SUPPLIED DATA:
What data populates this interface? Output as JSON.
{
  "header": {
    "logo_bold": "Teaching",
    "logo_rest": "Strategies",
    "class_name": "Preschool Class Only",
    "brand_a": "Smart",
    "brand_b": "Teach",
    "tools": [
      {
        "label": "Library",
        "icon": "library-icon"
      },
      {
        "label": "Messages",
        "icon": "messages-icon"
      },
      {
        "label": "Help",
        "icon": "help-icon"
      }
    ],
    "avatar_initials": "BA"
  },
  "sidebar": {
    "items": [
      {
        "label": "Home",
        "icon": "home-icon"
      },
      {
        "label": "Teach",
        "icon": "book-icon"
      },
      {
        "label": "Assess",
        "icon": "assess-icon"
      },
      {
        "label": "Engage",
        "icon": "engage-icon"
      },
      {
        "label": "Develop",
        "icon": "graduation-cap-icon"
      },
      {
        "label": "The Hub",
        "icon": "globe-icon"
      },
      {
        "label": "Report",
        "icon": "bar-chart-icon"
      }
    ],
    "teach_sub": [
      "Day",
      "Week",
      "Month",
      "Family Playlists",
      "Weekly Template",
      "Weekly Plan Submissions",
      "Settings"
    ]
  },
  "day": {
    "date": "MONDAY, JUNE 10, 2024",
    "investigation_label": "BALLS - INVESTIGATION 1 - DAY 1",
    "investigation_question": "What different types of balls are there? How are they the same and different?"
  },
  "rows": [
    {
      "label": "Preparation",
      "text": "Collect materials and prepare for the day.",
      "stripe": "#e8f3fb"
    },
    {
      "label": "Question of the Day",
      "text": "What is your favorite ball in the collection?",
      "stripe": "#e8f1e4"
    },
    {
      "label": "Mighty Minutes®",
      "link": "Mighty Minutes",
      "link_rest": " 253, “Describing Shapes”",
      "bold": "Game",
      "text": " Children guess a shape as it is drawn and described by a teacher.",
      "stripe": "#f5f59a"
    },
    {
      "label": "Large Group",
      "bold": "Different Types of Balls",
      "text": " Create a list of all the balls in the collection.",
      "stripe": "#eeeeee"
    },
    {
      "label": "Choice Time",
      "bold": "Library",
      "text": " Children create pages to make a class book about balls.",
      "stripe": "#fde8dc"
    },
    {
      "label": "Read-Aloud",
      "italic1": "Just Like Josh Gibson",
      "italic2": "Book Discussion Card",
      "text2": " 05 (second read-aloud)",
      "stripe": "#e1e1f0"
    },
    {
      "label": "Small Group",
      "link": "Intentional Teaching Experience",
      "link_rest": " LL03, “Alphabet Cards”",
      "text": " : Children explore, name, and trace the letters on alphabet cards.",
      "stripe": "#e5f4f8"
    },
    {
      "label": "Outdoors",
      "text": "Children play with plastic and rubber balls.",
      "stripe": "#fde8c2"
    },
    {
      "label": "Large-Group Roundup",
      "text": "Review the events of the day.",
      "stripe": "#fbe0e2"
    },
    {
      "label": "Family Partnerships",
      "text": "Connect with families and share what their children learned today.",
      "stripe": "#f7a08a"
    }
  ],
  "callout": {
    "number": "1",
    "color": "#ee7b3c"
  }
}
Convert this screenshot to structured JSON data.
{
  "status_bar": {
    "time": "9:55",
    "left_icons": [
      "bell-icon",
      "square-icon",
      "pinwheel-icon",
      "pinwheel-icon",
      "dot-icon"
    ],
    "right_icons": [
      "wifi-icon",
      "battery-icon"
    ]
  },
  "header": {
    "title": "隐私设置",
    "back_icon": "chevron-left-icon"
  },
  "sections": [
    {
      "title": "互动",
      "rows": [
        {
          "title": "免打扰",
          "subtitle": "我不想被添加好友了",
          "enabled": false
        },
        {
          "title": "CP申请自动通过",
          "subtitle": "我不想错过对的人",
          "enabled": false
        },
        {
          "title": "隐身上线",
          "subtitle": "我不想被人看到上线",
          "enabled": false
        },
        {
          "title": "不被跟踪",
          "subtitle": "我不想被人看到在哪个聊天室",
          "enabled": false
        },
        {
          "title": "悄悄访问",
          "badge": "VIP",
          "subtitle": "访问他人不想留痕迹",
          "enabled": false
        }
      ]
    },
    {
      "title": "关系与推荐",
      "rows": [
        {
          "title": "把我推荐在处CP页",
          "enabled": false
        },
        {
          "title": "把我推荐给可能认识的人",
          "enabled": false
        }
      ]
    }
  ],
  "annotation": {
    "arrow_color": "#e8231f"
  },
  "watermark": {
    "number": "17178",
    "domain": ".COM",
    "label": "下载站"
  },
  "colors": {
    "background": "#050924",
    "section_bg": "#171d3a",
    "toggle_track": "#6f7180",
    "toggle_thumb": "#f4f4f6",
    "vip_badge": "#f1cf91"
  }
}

GIVEN PROBLEM:
Faithfully transcribe the whole of the data.

SOLUTION TO THIS PROBLEM:
What data populates this interface? Output as JSON.
{
  "header": {
    "logo_bold": "Teaching",
    "logo_rest": "Strategies",
    "class_name": "Preschool Class Only",
    "brand_a": "Smart",
    "brand_b": "Teach",
    "tools": [
      {
        "label": "Library",
        "icon": "library-icon"
      },
      {
        "label": "Messages",
        "icon": "messages-icon"
      },
      {
        "label": "Help",
        "icon": "help-icon"
      }
    ],
    "avatar_initials": "BA"
  },
  "sidebar": {
    "items": [
      {
        "label": "Home",
        "icon": "home-icon"
      },
      {
        "label": "Teach",
        "icon": "book-icon"
      },
      {
        "label": "Assess",
        "icon": "assess-icon"
      },
      {
        "label": "Engage",
        "icon": "engage-icon"
      },
      {
        "label": "Develop",
        "icon": "graduation-cap-icon"
      },
      {
        "label": "The Hub",
        "icon": "globe-icon"
      },
      {
        "label": "Report",
        "icon": "bar-chart-icon"
      }
    ],
    "teach_sub": [
      "Day",
      "Week",
      "Month",
      "Family Playlists",
      "Weekly Template",
      "Weekly Plan Submissions",
      "Settings"
    ]
  },
  "day": {
    "date": "MONDAY, JUNE 10, 2024",
    "investigation_label": "BALLS - INVESTIGATION 1 - DAY 1",
    "investigation_question": "What different types of balls are there? How are they the same and different?"
  },
  "rows": [
    {
      "label": "Preparation",
      "text": "Collect materials and prepare for the day.",
      "stripe": "#e8f3fb"
    },
    {
      "label": "Question of the Day",
      "text": "What is your favorite ball in the collection?",
      "stripe": "#e8f1e4"
    },
    {
      "label": "Mighty Minutes®",
      "link": "Mighty Minutes",
      "link_rest": " 253, “Describing Shapes”",
      "bold": "Game",
      "text": " Children guess a shape as it is drawn and described by a teacher.",
      "stripe": "#f5f59a"
    },
    {
      "label": "Large Group",
      "bold": "Different Types of Balls",
      "text": " Create a list of all the balls in the collection.",
      "stripe": "#eeeeee"
    },
    {
      "label": "Choice Time",
      "bold": "Library",
      "text": " Children create pages to make a class book about balls.",
      "stripe": "#fde8dc"
    },
    {
      "label": "Read-Aloud",
      "italic1": "Just Like Josh Gibson",
      "italic2": "Book Discussion Card",
      "text2": " 05 (second read-aloud)",
      "stripe": "#e1e1f0"
    },
    {
      "label": "Small Group",
      "link": "Intentional Teaching Experience",
      "link_rest": " LL03, “Alphabet Cards”",
      "text": " : Children explore, name, and trace the letters on alphabet cards.",
      "stripe": "#e5f4f8"
    },
    {
      "label": "Outdoors",
      "text": "Children play with plastic and rubber balls.",
      "stripe": "#fde8c2"
    },
    {
      "label": "Large-Group Roundup",
      "text": "Review the events of the day.",
      "stripe": "#fbe0e2"
    },
    {
      "label": "Family Partnerships",
      "text": "Connect with families and share what their children learned today.",
      "stripe": "#f7a08a"
    }
  ],
  "callout": {
    "number": "1",
    "color": "#ee7b3c"
  }
}
Convert this screenshot to structured JSON data.
{
  "status_bar": {
    "time": "9:55",
    "left_icons": [
      "bell-icon",
      "square-icon",
      "pinwheel-icon",
      "pinwheel-icon",
      "dot-icon"
    ],
    "right_icons": [
      "wifi-icon",
      "battery-icon"
    ]
  },
  "header": {
    "title": "隐私设置",
    "back_icon": "chevron-left-icon"
  },
  "sections": [
    {
      "title": "互动",
      "rows": [
        {
          "title": "免打扰",
          "subtitle": "我不想被添加好友了",
          "enabled": false
        },
        {
          "title": "CP申请自动通过",
          "subtitle": "我不想错过对的人",
          "enabled": false
        },
        {
          "title": "隐身上线",
          "subtitle": "我不想被人看到上线",
          "enabled": false
        },
        {
          "title": "不被跟踪",
          "subtitle": "我不想被人看到在哪个聊天室",
          "enabled": false
        },
        {
          "title": "悄悄访问",
          "badge": "VIP",
          "subtitle": "访问他人不想留痕迹",
          "enabled": false
        }
      ]
    },
    {
      "title": "关系与推荐",
      "rows": [
        {
          "title": "把我推荐在处CP页",
          "enabled": false
        },
        {
          "title": "把我推荐给可能认识的人",
          "enabled": false
        }
      ]
    }
  ],
  "annotation": {
    "arrow_color": "#e8231f"
  },
  "watermark": {
    "number": "17178",
    "domain": ".COM",
    "label": "下载站"
  },
  "colors": {
    "background": "#050924",
    "section_bg": "#171d3a",
    "toggle_track": "#6f7180",
    "toggle_thumb": "#f4f4f6",
    "vip_badge": "#f1cf91"
  }
}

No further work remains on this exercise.